WHAT IS EXPECTED — Every entry that follows needs to be repeated exactly.

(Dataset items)
+++++

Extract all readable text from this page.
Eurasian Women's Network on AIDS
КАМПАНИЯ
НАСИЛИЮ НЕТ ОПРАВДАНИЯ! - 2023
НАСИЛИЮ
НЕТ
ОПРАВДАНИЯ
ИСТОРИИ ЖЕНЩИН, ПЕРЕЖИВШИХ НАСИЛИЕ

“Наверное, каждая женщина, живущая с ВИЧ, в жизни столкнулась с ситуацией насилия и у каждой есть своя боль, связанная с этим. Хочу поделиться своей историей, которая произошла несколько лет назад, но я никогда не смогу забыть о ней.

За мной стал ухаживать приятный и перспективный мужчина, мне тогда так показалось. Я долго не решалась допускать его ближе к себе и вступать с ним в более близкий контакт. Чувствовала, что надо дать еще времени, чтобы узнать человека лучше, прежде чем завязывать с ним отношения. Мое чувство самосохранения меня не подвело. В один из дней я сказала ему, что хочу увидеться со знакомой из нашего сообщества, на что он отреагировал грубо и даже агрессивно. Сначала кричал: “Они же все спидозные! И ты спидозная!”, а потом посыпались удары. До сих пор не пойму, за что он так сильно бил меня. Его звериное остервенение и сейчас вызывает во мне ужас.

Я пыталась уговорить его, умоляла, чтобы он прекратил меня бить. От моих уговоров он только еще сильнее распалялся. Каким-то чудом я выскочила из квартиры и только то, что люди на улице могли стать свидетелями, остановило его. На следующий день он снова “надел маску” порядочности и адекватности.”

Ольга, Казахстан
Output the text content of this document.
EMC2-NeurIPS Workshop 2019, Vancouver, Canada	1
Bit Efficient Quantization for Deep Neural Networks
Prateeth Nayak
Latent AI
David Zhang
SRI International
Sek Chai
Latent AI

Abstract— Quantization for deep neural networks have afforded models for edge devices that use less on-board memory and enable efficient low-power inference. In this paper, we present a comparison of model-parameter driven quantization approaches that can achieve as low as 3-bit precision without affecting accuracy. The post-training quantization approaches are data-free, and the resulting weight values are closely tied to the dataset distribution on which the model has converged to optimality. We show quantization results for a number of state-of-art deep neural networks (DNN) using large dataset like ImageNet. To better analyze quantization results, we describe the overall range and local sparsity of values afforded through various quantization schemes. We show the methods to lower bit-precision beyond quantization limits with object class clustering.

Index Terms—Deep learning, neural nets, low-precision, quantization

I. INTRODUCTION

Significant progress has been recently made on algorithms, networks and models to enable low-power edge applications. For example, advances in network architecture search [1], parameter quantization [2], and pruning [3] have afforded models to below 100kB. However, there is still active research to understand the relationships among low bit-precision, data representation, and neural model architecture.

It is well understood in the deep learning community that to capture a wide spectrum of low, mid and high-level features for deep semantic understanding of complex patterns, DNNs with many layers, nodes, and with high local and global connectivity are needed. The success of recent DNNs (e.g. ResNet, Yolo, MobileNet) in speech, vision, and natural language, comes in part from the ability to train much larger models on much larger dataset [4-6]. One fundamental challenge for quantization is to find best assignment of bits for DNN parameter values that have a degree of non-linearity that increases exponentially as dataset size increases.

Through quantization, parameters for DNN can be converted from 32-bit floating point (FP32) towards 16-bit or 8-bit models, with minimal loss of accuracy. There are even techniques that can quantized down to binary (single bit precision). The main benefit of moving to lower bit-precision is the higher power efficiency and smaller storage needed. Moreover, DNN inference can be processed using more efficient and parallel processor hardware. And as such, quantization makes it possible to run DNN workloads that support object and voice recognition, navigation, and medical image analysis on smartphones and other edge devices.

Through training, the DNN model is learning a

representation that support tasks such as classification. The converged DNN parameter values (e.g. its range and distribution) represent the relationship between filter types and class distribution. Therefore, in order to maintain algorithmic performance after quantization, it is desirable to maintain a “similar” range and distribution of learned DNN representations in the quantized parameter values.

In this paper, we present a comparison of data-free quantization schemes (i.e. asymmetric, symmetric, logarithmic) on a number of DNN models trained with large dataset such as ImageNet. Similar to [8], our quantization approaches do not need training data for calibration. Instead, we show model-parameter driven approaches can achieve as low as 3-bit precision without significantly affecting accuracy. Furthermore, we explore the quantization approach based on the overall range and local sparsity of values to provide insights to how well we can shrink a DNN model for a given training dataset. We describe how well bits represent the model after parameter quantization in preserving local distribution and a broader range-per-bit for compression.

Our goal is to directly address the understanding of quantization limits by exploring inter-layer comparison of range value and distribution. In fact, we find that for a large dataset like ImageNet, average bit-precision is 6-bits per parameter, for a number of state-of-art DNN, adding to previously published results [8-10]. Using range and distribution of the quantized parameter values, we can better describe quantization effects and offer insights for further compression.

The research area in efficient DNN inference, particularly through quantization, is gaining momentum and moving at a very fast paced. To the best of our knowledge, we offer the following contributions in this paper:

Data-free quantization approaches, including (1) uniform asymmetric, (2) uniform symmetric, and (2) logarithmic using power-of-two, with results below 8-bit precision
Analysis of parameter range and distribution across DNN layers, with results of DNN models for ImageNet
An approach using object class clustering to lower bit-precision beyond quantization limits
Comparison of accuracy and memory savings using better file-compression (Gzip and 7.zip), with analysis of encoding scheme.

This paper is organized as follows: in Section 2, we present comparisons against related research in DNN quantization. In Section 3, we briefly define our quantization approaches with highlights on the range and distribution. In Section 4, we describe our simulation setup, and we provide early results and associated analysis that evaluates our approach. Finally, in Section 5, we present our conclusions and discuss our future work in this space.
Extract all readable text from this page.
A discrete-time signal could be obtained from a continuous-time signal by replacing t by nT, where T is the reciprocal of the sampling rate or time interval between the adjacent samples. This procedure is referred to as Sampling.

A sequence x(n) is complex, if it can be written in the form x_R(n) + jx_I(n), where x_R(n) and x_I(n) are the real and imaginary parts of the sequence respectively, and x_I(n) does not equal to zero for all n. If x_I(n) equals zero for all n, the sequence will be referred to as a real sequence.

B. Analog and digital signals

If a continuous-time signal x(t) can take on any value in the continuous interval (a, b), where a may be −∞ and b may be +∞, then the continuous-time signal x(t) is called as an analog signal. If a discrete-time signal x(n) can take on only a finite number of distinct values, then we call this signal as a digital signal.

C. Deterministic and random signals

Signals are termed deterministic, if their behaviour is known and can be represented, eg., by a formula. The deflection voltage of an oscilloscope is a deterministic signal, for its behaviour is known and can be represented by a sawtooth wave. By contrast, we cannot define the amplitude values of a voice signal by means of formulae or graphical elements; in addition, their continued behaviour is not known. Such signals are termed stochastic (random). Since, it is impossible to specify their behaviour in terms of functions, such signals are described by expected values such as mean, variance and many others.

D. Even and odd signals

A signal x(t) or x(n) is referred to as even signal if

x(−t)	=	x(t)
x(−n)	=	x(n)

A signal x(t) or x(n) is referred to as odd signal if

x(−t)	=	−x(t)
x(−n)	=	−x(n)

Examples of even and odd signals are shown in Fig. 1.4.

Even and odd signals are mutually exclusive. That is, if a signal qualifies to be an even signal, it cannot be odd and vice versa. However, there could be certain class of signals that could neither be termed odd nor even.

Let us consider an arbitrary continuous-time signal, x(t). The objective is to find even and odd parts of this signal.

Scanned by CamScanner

+++++

OUTPUT BELOW —
Extract all readable text from this page.
Eurasian Women's Network on AIDS
КАМПАНИЯ
НАСИЛИЮ НЕТ ОПРАВДАНИЯ! - 2023
НАСИЛИЮ
НЕТ
ОПРАВДАНИЯ
ИСТОРИИ ЖЕНЩИН, ПЕРЕЖИВШИХ НАСИЛИЕ

“Наверное, каждая женщина, живущая с ВИЧ, в жизни столкнулась с ситуацией насилия и у каждой есть своя боль, связанная с этим. Хочу поделиться своей историей, которая произошла несколько лет назад, но я никогда не смогу забыть о ней.

За мной стал ухаживать приятный и перспективный мужчина, мне тогда так показалось. Я долго не решалась допускать его ближе к себе и вступать с ним в более близкий контакт. Чувствовала, что надо дать еще времени, чтобы узнать человека лучше, прежде чем завязывать с ним отношения. Мое чувство самосохранения меня не подвело. В один из дней я сказала ему, что хочу увидеться со знакомой из нашего сообщества, на что он отреагировал грубо и даже агрессивно. Сначала кричал: “Они же все спидозные! И ты спидозная!”, а потом посыпались удары. До сих пор не пойму, за что он так сильно бил меня. Его звериное остервенение и сейчас вызывает во мне ужас.

Я пыталась уговорить его, умоляла, чтобы он прекратил меня бить. От моих уговоров он только еще сильнее распалялся. Каким-то чудом я выскочила из квартиры и только то, что люди на улице могли стать свидетелями, остановило его. На следующий день он снова “надел маску” порядочности и адекватности.”

Ольга, Казахстан
Output the text content of this document.
EMC2-NeurIPS Workshop 2019, Vancouver, Canada	1
Bit Efficient Quantization for Deep Neural Networks
Prateeth Nayak
Latent AI
David Zhang
SRI International
Sek Chai
Latent AI

Abstract— Quantization for deep neural networks have afforded models for edge devices that use less on-board memory and enable efficient low-power inference. In this paper, we present a comparison of model-parameter driven quantization approaches that can achieve as low as 3-bit precision without affecting accuracy. The post-training quantization approaches are data-free, and the resulting weight values are closely tied to the dataset distribution on which the model has converged to optimality. We show quantization results for a number of state-of-art deep neural networks (DNN) using large dataset like ImageNet. To better analyze quantization results, we describe the overall range and local sparsity of values afforded through various quantization schemes. We show the methods to lower bit-precision beyond quantization limits with object class clustering.

Index Terms—Deep learning, neural nets, low-precision, quantization

I. INTRODUCTION

Significant progress has been recently made on algorithms, networks and models to enable low-power edge applications. For example, advances in network architecture search [1], parameter quantization [2], and pruning [3] have afforded models to below 100kB. However, there is still active research to understand the relationships among low bit-precision, data representation, and neural model architecture.

It is well understood in the deep learning community that to capture a wide spectrum of low, mid and high-level features for deep semantic understanding of complex patterns, DNNs with many layers, nodes, and with high local and global connectivity are needed. The success of recent DNNs (e.g. ResNet, Yolo, MobileNet) in speech, vision, and natural language, comes in part from the ability to train much larger models on much larger dataset [4-6]. One fundamental challenge for quantization is to find best assignment of bits for DNN parameter values that have a degree of non-linearity that increases exponentially as dataset size increases.

Through quantization, parameters for DNN can be converted from 32-bit floating point (FP32) towards 16-bit or 8-bit models, with minimal loss of accuracy. There are even techniques that can quantized down to binary (single bit precision). The main benefit of moving to lower bit-precision is the higher power efficiency and smaller storage needed. Moreover, DNN inference can be processed using more efficient and parallel processor hardware. And as such, quantization makes it possible to run DNN workloads that support object and voice recognition, navigation, and medical image analysis on smartphones and other edge devices.

Through training, the DNN model is learning a

representation that support tasks such as classification. The converged DNN parameter values (e.g. its range and distribution) represent the relationship between filter types and class distribution. Therefore, in order to maintain algorithmic performance after quantization, it is desirable to maintain a “similar” range and distribution of learned DNN representations in the quantized parameter values.

In this paper, we present a comparison of data-free quantization schemes (i.e. asymmetric, symmetric, logarithmic) on a number of DNN models trained with large dataset such as ImageNet. Similar to [8], our quantization approaches do not need training data for calibration. Instead, we show model-parameter driven approaches can achieve as low as 3-bit precision without significantly affecting accuracy. Furthermore, we explore the quantization approach based on the overall range and local sparsity of values to provide insights to how well we can shrink a DNN model for a given training dataset. We describe how well bits represent the model after parameter quantization in preserving local distribution and a broader range-per-bit for compression.

Our goal is to directly address the understanding of quantization limits by exploring inter-layer comparison of range value and distribution. In fact, we find that for a large dataset like ImageNet, average bit-precision is 6-bits per parameter, for a number of state-of-art DNN, adding to previously published results [8-10]. Using range and distribution of the quantized parameter values, we can better describe quantization effects and offer insights for further compression.

The research area in efficient DNN inference, particularly through quantization, is gaining momentum and moving at a very fast paced. To the best of our knowledge, we offer the following contributions in this paper:

Data-free quantization approaches, including (1) uniform asymmetric, (2) uniform symmetric, and (2) logarithmic using power-of-two, with results below 8-bit precision
Analysis of parameter range and distribution across DNN layers, with results of DNN models for ImageNet
An approach using object class clustering to lower bit-precision beyond quantization limits
Comparison of accuracy and memory savings using better file-compression (Gzip and 7.zip), with analysis of encoding scheme.

This paper is organized as follows: in Section 2, we present comparisons against related research in DNN quantization. In Section 3, we briefly define our quantization approaches with highlights on the range and distribution. In Section 4, we describe our simulation setup, and we provide early results and associated analysis that evaluates our approach. Finally, in Section 5, we present our conclusions and discuss our future work in this space.
Extract all readable text from this page.
A discrete-time signal could be obtained from a continuous-time signal by replacing t by nT, where T is the reciprocal of the sampling rate or time interval between the adjacent samples. This procedure is referred to as Sampling.

A sequence x(n) is complex, if it can be written in the form x_R(n) + jx_I(n), where x_R(n) and x_I(n) are the real and imaginary parts of the sequence respectively, and x_I(n) does not equal to zero for all n. If x_I(n) equals zero for all n, the sequence will be referred to as a real sequence.

B. Analog and digital signals

If a continuous-time signal x(t) can take on any value in the continuous interval (a, b), where a may be −∞ and b may be +∞, then the continuous-time signal x(t) is called as an analog signal. If a discrete-time signal x(n) can take on only a finite number of distinct values, then we call this signal as a digital signal.

C. Deterministic and random signals

Signals are termed deterministic, if their behaviour is known and can be represented, eg., by a formula. The deflection voltage of an oscilloscope is a deterministic signal, for its behaviour is known and can be represented by a sawtooth wave. By contrast, we cannot define the amplitude values of a voice signal by means of formulae or graphical elements; in addition, their continued behaviour is not known. Such signals are termed stochastic (random). Since, it is impossible to specify their behaviour in terms of functions, such signals are described by expected values such as mean, variance and many others.

D. Even and odd signals

A signal x(t) or x(n) is referred to as even signal if

x(−t)	=	x(t)
x(−n)	=	x(n)

A signal x(t) or x(n) is referred to as odd signal if

x(−t)	=	−x(t)
x(−n)	=	−x(n)

Examples of even and odd signals are shown in Fig. 1.4.

Even and odd signals are mutually exclusive. That is, if a signal qualifies to be an even signal, it cannot be odd and vice versa. However, there could be certain class of signals that could neither be termed odd nor even.

Let us consider an arbitrary continuous-time signal, x(t). The objective is to find even and odd parts of this signal.

Scanned by CamScanner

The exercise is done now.